Task goal =>
Show every row below that contains the string "title". Case counts, so match capital and lowercase letters exactly.

+++ Material shown

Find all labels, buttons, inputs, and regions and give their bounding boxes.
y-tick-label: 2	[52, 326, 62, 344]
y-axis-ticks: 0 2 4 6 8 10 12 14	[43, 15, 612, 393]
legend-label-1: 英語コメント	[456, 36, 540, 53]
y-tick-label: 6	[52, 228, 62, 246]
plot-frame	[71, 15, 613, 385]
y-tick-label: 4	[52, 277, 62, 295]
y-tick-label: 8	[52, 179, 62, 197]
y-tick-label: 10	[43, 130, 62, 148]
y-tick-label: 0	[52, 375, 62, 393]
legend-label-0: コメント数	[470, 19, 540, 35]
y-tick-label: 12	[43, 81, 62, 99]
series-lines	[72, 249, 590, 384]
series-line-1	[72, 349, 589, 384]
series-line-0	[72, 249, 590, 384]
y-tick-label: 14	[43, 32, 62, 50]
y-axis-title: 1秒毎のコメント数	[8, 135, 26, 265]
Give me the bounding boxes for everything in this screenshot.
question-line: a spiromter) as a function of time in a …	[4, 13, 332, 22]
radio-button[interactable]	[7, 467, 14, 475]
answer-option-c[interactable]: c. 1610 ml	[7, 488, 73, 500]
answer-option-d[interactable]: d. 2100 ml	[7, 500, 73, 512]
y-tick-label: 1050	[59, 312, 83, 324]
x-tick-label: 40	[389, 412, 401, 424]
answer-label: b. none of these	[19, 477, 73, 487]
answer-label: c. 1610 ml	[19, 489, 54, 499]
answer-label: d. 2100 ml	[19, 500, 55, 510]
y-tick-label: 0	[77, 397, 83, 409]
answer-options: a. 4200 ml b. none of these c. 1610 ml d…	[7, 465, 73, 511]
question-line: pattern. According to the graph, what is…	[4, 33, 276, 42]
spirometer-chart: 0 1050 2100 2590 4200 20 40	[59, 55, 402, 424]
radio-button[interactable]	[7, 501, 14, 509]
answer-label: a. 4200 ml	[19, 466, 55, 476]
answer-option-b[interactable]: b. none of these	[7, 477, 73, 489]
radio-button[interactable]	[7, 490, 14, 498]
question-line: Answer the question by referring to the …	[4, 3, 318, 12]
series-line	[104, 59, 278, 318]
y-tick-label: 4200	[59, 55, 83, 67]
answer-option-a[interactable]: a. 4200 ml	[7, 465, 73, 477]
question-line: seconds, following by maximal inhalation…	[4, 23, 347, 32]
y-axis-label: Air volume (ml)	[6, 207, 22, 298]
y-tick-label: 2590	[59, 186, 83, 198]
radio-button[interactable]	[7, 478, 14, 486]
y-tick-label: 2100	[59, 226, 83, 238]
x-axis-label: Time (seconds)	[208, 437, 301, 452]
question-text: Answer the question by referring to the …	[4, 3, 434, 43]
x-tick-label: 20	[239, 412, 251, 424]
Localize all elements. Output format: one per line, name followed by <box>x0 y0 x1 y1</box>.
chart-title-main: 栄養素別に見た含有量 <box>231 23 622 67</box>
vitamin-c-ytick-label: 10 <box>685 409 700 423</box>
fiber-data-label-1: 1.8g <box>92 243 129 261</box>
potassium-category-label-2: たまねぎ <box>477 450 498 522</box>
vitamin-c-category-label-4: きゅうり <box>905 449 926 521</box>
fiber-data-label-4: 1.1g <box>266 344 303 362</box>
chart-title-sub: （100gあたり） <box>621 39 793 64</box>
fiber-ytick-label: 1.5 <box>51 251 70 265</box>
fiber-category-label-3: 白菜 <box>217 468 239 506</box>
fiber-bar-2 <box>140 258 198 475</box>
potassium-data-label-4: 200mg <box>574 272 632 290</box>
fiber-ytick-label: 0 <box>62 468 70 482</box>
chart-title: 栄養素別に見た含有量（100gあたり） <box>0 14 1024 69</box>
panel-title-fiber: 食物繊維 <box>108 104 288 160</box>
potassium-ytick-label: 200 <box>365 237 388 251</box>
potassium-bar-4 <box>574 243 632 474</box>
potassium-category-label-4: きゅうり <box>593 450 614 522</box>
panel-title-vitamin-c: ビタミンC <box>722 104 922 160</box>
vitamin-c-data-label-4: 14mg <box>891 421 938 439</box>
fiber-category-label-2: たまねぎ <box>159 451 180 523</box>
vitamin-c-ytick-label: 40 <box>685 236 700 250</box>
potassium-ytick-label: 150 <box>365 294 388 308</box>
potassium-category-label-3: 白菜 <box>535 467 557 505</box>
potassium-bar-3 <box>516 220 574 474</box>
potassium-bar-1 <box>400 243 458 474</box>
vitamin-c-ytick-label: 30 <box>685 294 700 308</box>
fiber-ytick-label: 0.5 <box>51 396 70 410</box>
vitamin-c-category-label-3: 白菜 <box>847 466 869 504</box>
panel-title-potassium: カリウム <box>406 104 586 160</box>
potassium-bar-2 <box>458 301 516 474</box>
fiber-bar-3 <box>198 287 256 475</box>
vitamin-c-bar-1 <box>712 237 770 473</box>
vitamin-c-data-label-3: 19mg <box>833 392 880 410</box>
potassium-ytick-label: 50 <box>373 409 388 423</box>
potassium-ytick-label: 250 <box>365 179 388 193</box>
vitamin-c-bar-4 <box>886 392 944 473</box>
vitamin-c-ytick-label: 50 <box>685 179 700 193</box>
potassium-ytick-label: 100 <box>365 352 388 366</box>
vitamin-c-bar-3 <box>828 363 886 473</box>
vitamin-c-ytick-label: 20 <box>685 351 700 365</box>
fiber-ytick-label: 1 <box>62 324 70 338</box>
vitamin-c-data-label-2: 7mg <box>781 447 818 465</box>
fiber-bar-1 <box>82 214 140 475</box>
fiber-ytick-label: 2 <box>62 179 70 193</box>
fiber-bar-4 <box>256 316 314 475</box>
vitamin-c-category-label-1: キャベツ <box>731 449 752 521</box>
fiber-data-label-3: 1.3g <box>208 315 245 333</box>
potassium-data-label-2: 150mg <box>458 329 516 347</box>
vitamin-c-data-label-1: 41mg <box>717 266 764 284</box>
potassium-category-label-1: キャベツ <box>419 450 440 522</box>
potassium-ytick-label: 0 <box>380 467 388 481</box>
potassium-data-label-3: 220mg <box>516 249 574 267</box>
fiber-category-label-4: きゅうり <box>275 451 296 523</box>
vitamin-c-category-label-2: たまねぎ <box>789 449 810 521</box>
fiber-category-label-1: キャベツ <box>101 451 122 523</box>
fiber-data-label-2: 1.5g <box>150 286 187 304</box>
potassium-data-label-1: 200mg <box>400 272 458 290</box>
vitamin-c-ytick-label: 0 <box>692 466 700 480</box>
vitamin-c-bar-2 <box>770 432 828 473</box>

++++++

Complete output =>
y-axis-title: 1秒毎のコメント数	[8, 135, 26, 265]
chart-title-main: 栄養素別に見た含有量 <box>231 23 622 67</box>
chart-title-sub: （100gあたり） <box>621 39 793 64</box>
chart-title: 栄養素別に見た含有量（100gあたり） <box>0 14 1024 69</box>
panel-title-fiber: 食物繊維 <box>108 104 288 160</box>
panel-title-vitamin-c: ビタミンC <box>722 104 922 160</box>
panel-title-potassium: カリウム <box>406 104 586 160</box>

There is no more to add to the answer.